Dataset listings of figures:
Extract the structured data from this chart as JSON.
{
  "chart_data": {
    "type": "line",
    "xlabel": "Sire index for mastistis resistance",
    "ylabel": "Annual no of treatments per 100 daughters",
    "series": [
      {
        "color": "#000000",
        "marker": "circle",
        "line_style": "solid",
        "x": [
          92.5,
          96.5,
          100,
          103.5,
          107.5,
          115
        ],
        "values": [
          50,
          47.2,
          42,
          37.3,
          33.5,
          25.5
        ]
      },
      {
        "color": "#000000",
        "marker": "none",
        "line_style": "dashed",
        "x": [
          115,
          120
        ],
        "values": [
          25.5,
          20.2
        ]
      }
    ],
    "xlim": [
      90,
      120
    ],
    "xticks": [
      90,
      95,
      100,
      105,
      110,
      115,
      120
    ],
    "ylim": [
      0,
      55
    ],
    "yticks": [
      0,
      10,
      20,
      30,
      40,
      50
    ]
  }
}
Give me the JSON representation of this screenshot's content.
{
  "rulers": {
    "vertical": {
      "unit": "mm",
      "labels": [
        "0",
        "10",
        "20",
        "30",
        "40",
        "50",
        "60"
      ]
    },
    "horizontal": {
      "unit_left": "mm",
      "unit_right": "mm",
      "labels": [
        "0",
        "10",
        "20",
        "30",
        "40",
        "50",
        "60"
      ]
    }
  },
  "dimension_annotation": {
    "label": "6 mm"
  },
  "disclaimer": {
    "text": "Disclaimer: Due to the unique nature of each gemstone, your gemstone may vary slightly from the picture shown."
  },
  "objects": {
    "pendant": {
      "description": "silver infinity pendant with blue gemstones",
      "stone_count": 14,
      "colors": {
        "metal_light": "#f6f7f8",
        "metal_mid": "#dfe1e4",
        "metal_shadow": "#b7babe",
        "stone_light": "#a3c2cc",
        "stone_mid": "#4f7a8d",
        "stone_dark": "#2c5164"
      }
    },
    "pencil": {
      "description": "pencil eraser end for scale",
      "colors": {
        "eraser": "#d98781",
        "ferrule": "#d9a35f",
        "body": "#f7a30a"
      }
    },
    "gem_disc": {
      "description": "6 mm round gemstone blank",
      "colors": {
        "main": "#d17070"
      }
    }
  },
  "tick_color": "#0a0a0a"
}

→ The exercise
Reproduce the data in its entirety, matching each character.

→ Problem solution
Extract the structured data from this chart as JSON.
{
  "chart_data": {
    "type": "line",
    "xlabel": "Sire index for mastistis resistance",
    "ylabel": "Annual no of treatments per 100 daughters",
    "series": [
      {
        "color": "#000000",
        "marker": "circle",
        "line_style": "solid",
        "x": [
          92.5,
          96.5,
          100,
          103.5,
          107.5,
          115
        ],
        "values": [
          50,
          47.2,
          42,
          37.3,
          33.5,
          25.5
        ]
      },
      {
        "color": "#000000",
        "marker": "none",
        "line_style": "dashed",
        "x": [
          115,
          120
        ],
        "values": [
          25.5,
          20.2
        ]
      }
    ],
    "xlim": [
      90,
      120
    ],
    "xticks": [
      90,
      95,
      100,
      105,
      110,
      115,
      120
    ],
    "ylim": [
      0,
      55
    ],
    "yticks": [
      0,
      10,
      20,
      30,
      40,
      50
    ]
  }
}
Give me the JSON representation of this screenshot's content.
{
  "rulers": {
    "vertical": {
      "unit": "mm",
      "labels": [
        "0",
        "10",
        "20",
        "30",
        "40",
        "50",
        "60"
      ]
    },
    "horizontal": {
      "unit_left": "mm",
      "unit_right": "mm",
      "labels": [
        "0",
        "10",
        "20",
        "30",
        "40",
        "50",
        "60"
      ]
    }
  },
  "dimension_annotation": {
    "label": "6 mm"
  },
  "disclaimer": {
    "text": "Disclaimer: Due to the unique nature of each gemstone, your gemstone may vary slightly from the picture shown."
  },
  "objects": {
    "pendant": {
      "description": "silver infinity pendant with blue gemstones",
      "stone_count": 14,
      "colors": {
        "metal_light": "#f6f7f8",
        "metal_mid": "#dfe1e4",
        "metal_shadow": "#b7babe",
        "stone_light": "#a3c2cc",
        "stone_mid": "#4f7a8d",
        "stone_dark": "#2c5164"
      }
    },
    "pencil": {
      "description": "pencil eraser end for scale",
      "colors": {
        "eraser": "#d98781",
        "ferrule": "#d9a35f",
        "body": "#f7a30a"
      }
    },
    "gem_disc": {
      "description": "6 mm round gemstone blank",
      "colors": {
        "main": "#d17070"
      }
    }
  },
  "tick_color": "#0a0a0a"
}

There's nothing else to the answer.